*** EXERCISE MATERIALS
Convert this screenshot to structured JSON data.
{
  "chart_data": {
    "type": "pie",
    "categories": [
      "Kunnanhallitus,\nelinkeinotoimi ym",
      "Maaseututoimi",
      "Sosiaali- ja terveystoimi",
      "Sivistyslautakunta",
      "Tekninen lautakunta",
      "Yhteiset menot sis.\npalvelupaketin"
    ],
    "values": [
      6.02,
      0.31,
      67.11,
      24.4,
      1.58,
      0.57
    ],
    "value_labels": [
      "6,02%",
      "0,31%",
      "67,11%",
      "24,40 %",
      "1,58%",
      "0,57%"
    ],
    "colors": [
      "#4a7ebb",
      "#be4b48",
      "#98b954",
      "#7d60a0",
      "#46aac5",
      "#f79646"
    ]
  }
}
******
● **TO BE DONE**: Reproduce all of the entries word for word.

● **RESPONSE**:
Convert this screenshot to structured JSON data.
{
  "chart_data": {
    "type": "pie",
    "categories": [
      "Kunnanhallitus,\nelinkeinotoimi ym",
      "Maaseututoimi",
      "Sosiaali- ja terveystoimi",
      "Sivistyslautakunta",
      "Tekninen lautakunta",
      "Yhteiset menot sis.\npalvelupaketin"
    ],
    "values": [
      6.02,
      0.31,
      67.11,
      24.4,
      1.58,
      0.57
    ],
    "value_labels": [
      "6,02%",
      "0,31%",
      "67,11%",
      "24,40 %",
      "1,58%",
      "0,57%"
    ],
    "colors": [
      "#4a7ebb",
      "#be4b48",
      "#98b954",
      "#7d60a0",
      "#46aac5",
      "#f79646"
    ]
  }
}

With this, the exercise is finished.